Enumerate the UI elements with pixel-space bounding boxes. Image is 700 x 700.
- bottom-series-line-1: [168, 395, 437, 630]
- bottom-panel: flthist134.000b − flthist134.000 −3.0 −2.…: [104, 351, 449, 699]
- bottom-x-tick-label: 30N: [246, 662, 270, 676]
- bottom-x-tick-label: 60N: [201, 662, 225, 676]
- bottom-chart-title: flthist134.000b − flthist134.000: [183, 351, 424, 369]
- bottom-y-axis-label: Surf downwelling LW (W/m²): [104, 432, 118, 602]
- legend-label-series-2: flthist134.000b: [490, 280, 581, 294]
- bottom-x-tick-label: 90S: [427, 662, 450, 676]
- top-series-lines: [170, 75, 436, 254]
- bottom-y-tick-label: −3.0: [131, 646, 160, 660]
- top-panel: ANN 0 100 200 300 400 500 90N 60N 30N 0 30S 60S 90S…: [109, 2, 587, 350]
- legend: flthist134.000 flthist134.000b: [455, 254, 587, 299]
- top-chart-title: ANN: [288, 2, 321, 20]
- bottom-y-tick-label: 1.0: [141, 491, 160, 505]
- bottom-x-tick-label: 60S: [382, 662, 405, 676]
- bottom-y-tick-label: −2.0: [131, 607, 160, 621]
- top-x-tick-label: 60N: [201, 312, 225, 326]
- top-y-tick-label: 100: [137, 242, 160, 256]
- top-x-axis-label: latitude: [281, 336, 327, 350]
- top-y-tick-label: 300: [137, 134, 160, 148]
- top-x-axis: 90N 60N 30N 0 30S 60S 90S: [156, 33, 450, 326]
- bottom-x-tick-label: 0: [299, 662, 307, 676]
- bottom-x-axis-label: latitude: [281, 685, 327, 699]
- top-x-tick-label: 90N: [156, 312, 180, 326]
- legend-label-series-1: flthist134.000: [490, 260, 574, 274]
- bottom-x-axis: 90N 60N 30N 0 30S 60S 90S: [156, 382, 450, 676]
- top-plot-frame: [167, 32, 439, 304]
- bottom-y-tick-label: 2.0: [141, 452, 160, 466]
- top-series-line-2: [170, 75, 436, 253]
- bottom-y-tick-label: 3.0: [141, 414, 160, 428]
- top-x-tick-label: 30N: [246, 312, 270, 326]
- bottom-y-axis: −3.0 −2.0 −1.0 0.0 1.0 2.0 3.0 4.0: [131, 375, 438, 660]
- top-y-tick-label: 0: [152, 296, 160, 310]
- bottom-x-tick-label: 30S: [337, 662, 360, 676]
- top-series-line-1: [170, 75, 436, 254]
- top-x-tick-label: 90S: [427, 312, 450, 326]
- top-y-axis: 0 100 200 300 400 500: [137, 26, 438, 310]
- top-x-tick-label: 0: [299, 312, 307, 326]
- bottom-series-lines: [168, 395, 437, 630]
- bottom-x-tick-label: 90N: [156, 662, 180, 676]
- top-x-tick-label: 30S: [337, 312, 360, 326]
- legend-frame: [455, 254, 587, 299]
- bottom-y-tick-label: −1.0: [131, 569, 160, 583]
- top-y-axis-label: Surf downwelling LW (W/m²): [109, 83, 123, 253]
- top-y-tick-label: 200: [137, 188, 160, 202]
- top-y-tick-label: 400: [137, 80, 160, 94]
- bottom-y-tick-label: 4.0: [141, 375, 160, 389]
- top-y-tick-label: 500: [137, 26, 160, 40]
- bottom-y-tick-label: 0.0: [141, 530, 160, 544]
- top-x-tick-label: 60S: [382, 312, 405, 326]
--
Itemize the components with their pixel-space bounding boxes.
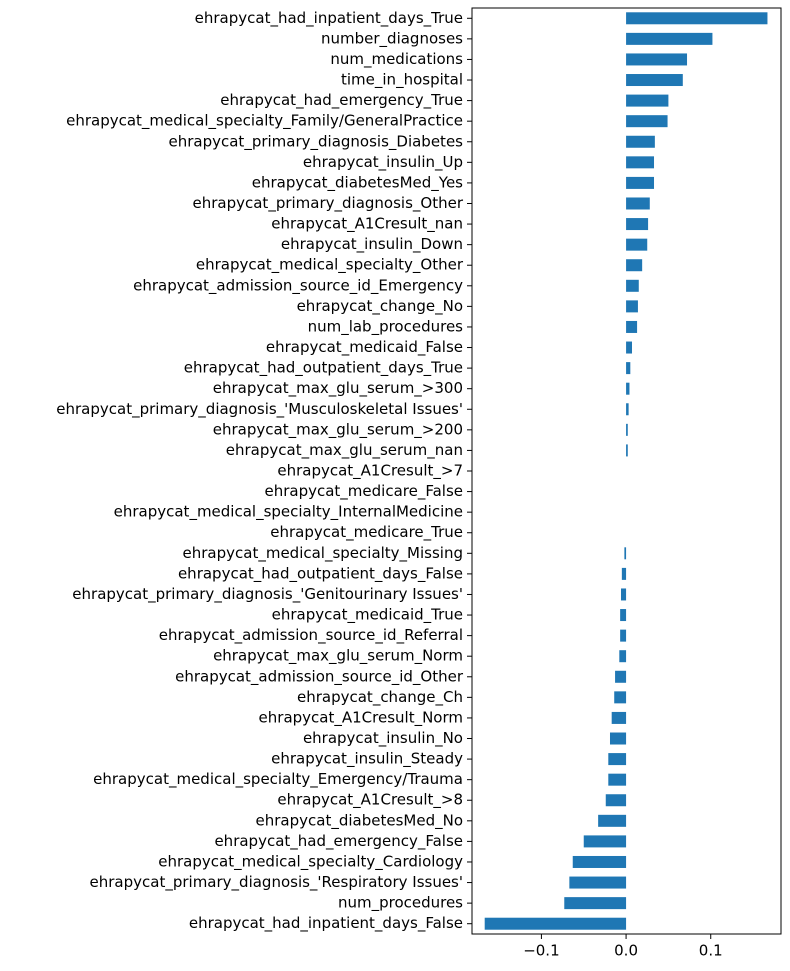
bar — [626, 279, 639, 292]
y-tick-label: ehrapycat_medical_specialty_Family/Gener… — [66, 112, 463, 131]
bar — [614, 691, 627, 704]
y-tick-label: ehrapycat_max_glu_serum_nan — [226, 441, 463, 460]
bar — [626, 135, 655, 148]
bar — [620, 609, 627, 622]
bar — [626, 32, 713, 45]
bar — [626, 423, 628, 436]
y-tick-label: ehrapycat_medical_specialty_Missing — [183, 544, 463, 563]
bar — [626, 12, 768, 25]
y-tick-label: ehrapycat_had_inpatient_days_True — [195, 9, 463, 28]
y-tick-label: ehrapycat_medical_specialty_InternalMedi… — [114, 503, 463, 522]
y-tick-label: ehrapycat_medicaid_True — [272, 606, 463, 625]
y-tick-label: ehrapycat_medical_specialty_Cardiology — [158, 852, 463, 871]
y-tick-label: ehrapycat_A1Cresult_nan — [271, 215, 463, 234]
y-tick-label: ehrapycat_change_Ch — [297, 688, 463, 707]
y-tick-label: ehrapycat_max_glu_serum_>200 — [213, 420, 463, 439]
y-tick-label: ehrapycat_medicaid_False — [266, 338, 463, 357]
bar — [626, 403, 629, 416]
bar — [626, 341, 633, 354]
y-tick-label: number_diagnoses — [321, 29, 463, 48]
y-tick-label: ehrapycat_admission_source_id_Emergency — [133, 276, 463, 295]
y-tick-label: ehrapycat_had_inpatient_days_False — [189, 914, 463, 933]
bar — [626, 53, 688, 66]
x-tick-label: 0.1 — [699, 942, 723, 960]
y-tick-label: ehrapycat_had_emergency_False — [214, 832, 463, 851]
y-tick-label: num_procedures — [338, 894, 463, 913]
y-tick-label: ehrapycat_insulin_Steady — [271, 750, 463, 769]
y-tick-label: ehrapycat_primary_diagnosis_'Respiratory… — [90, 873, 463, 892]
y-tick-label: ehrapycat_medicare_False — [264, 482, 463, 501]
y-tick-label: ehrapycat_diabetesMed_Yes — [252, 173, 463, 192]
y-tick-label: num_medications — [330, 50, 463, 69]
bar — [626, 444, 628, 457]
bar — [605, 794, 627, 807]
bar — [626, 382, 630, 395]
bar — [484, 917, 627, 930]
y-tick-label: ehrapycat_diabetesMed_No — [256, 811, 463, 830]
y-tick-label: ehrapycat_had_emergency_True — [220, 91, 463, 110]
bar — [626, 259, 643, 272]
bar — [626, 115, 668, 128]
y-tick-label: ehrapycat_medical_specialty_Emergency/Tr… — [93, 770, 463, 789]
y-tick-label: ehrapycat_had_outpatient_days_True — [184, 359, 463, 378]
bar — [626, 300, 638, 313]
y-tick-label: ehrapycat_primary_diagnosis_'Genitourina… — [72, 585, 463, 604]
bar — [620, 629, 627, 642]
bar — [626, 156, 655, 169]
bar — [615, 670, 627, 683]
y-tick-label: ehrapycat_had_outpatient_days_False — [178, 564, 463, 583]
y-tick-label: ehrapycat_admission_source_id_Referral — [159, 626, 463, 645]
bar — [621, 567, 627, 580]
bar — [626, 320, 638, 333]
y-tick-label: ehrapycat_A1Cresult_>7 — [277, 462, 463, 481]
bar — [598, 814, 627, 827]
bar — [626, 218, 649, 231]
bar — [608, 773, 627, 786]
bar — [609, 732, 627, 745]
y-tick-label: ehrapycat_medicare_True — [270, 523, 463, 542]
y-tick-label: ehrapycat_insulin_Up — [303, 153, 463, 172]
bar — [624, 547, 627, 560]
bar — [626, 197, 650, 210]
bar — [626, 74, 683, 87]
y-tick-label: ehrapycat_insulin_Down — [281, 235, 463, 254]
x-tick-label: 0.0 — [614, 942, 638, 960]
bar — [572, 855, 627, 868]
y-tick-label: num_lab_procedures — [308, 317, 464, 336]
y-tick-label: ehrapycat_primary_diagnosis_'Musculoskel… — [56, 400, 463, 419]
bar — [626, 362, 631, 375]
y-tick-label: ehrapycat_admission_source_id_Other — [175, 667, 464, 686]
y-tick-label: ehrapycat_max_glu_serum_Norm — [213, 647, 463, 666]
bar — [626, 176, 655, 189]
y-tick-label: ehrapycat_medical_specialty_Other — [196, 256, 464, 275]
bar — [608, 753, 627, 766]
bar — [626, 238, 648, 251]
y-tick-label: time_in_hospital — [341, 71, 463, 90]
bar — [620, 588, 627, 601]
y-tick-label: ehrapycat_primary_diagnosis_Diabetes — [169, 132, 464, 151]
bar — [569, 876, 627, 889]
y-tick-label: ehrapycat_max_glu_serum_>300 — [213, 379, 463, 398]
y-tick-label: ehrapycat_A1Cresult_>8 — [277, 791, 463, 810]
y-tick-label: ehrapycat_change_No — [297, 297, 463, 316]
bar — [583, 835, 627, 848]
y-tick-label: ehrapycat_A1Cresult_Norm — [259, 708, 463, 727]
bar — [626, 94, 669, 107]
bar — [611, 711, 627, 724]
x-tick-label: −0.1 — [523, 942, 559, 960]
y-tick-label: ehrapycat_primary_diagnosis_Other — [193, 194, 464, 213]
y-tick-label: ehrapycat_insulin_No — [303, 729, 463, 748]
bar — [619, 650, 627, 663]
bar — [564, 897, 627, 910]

WHAT YOU NEED TO DO :: Set out the part of the records above that opens with the line containing "Enumerate the UI" and closes with the line containing "- bottom-y-tick-label: 1.0: [141, 491, 160, 505]" as a numbered list. Include both of those lines and leave out any blank lines.

SOLUTION ::
1. Enumerate the UI elements with pixel-space bounding boxes. Image is 700 x 700.
2. - bottom-series-line-1: [168, 395, 437, 630]
3. - bottom-panel: flthist134.000b − flthist134.000 −3.0 −2.…: [104, 351, 449, 699]
4. - bottom-x-tick-label: 30N: [246, 662, 270, 676]
5. - bottom-x-tick-label: 60N: [201, 662, 225, 676]
6. - bottom-chart-title: flthist134.000b − flthist134.000: [183, 351, 424, 369]
7. - bottom-y-axis-label: Surf downwelling LW (W/m²): [104, 432, 118, 602]
8. - legend-label-series-2: flthist134.000b: [490, 280, 581, 294]
9. - bottom-x-tick-label: 90S: [427, 662, 450, 676]
10. - top-series-lines: [170, 75, 436, 254]
11. - bottom-y-tick-label: −3.0: [131, 646, 160, 660]
12. - top-panel: ANN 0 100 200 300 400 500 90N 60N 30N 0 30S 60S 90S…: [109, 2, 587, 350]
13. - legend: flthist134.000 flthist134.000b: [455, 254, 587, 299]
14. - top-chart-title: ANN: [288, 2, 321, 20]
15. - bottom-y-tick-label: 1.0: [141, 491, 160, 505]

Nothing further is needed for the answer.